Copy every line that mentions the word "Soil".
== DATASET RECORDS ==
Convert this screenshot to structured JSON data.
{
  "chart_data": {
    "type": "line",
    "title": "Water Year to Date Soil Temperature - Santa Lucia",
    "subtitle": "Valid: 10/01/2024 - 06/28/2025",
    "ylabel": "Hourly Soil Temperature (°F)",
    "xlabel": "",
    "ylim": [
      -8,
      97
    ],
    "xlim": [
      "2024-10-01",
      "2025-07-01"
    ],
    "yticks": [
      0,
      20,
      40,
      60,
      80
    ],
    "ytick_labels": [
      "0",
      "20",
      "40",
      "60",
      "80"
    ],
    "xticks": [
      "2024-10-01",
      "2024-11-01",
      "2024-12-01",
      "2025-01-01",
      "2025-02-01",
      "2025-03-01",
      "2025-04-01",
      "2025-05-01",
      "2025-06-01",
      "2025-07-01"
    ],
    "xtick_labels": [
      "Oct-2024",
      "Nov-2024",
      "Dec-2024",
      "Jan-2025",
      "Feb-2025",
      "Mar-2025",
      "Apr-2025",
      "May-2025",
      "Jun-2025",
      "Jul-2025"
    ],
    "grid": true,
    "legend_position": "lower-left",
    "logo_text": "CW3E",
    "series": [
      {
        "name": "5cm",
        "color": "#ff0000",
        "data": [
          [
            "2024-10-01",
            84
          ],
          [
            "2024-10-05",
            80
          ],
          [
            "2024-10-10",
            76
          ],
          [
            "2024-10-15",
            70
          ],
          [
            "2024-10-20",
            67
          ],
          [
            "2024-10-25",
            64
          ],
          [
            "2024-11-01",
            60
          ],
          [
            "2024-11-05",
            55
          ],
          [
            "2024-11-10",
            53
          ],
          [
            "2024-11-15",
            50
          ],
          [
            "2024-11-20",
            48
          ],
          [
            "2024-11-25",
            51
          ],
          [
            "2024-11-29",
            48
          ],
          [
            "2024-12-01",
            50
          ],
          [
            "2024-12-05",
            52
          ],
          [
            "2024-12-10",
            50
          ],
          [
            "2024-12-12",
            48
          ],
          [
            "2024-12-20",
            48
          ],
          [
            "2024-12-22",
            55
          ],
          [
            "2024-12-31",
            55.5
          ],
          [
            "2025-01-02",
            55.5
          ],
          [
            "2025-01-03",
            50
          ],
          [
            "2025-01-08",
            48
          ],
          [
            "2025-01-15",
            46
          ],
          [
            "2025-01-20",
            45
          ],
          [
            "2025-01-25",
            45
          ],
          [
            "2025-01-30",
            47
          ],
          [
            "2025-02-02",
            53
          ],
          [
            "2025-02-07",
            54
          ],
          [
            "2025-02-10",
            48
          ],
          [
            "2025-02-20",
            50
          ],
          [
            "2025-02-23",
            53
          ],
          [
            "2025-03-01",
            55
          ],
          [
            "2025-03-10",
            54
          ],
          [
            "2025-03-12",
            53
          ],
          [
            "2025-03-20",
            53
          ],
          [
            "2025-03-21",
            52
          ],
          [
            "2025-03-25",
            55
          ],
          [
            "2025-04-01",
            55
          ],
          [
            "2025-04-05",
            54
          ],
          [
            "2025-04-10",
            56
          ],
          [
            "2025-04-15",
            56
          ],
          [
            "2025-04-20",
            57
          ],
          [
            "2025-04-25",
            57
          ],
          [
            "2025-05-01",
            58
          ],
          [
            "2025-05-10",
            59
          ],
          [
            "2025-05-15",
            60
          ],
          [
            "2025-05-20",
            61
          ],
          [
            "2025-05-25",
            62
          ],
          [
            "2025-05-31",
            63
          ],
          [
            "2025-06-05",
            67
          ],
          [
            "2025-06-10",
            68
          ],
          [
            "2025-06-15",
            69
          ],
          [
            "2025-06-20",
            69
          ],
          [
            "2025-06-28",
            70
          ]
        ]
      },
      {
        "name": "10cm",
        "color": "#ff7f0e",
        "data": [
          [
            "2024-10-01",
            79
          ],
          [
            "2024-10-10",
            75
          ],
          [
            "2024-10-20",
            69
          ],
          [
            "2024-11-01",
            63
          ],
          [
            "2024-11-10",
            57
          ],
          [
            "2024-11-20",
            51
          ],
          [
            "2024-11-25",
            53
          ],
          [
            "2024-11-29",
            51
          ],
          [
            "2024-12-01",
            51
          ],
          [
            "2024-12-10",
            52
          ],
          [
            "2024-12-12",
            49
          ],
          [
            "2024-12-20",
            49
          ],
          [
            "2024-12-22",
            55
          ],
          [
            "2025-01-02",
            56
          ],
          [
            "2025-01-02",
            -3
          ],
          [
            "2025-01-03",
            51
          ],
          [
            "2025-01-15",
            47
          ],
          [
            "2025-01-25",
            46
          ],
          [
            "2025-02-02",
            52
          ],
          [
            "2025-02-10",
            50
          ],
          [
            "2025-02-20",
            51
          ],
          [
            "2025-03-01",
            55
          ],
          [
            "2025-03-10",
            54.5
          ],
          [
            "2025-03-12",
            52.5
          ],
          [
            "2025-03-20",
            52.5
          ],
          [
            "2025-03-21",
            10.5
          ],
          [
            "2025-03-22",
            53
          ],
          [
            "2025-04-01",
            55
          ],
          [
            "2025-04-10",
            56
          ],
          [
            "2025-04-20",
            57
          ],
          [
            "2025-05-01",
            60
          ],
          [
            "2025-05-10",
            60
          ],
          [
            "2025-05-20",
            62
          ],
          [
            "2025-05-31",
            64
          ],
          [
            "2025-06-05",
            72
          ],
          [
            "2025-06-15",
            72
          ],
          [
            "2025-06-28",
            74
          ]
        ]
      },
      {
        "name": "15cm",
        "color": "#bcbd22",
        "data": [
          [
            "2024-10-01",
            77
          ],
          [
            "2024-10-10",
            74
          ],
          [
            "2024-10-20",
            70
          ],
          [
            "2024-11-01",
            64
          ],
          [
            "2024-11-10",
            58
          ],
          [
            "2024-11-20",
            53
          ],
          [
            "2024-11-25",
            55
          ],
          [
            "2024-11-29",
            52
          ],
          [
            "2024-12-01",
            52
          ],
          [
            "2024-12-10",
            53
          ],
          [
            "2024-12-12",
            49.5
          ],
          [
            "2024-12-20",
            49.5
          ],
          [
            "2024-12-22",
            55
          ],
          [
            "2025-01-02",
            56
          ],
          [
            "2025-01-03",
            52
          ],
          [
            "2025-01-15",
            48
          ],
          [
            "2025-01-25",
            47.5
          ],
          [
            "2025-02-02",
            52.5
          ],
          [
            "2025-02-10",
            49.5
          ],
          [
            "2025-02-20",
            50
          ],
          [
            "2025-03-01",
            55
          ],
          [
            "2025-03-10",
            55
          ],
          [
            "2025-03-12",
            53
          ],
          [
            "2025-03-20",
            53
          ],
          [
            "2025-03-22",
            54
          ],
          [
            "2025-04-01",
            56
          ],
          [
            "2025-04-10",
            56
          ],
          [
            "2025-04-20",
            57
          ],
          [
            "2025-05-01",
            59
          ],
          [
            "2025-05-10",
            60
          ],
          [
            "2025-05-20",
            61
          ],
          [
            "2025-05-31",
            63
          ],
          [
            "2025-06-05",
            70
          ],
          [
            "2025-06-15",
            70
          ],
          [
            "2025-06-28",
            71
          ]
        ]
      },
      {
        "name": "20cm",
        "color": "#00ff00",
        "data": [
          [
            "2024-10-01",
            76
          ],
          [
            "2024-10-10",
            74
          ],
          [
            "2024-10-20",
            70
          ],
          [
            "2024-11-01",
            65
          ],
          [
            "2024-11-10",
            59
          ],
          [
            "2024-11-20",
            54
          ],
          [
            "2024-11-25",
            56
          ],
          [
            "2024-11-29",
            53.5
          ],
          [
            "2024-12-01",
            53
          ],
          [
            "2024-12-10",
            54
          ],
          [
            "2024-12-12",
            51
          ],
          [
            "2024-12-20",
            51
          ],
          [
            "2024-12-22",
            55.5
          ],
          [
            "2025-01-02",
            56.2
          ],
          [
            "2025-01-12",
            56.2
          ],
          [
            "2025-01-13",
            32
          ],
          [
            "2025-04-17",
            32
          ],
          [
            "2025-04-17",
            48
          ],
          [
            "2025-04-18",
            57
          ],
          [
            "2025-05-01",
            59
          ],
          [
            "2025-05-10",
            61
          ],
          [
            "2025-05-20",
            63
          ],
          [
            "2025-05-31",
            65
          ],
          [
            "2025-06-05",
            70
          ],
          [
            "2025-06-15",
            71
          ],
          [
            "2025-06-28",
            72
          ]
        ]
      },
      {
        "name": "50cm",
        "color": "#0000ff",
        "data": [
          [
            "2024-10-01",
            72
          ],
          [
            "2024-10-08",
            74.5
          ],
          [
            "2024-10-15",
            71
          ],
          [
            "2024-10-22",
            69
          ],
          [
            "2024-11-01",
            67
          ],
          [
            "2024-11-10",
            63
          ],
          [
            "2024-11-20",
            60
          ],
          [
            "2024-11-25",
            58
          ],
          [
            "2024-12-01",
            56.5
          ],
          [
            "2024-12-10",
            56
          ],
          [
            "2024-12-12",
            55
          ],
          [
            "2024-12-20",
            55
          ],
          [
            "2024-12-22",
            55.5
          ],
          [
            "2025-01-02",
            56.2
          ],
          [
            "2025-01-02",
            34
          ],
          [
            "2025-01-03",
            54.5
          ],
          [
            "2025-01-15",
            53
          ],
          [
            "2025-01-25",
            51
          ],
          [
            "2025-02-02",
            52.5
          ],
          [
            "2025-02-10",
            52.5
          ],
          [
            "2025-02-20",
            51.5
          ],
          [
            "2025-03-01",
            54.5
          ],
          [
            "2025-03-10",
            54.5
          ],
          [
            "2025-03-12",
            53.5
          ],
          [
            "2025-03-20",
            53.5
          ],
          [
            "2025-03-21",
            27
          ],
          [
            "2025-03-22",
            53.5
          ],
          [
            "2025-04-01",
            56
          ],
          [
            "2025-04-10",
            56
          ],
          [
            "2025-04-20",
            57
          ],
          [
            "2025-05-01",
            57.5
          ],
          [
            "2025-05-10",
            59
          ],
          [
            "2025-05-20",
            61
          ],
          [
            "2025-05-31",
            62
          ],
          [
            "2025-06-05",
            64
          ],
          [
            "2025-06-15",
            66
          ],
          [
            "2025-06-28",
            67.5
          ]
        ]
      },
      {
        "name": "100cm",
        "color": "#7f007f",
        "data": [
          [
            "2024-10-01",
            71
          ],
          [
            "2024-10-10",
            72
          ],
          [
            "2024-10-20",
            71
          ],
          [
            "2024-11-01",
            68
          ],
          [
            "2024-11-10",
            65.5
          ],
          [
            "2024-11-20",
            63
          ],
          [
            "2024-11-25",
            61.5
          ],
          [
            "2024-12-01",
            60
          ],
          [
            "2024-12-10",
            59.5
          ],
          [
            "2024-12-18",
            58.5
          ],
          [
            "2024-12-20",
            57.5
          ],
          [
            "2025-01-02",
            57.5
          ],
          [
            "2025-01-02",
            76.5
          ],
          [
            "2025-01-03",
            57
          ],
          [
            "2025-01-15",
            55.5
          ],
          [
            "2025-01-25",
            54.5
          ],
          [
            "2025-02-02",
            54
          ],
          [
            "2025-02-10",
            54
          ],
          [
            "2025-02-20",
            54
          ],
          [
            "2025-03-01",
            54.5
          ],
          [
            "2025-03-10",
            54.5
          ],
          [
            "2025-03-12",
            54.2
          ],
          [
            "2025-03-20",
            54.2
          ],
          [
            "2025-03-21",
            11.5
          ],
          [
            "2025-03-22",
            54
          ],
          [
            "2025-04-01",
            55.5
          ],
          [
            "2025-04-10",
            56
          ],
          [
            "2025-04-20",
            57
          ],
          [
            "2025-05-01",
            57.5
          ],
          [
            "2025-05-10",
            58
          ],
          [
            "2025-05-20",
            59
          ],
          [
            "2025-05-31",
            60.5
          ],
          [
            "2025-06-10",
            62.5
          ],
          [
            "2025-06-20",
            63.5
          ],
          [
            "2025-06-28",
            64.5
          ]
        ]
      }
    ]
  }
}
===
» REPLY TO THE EXERCISE:
    "title": "Water Year to Date Soil Temperature - Santa Lucia",
    "ylabel": "Hourly Soil Temperature (°F)",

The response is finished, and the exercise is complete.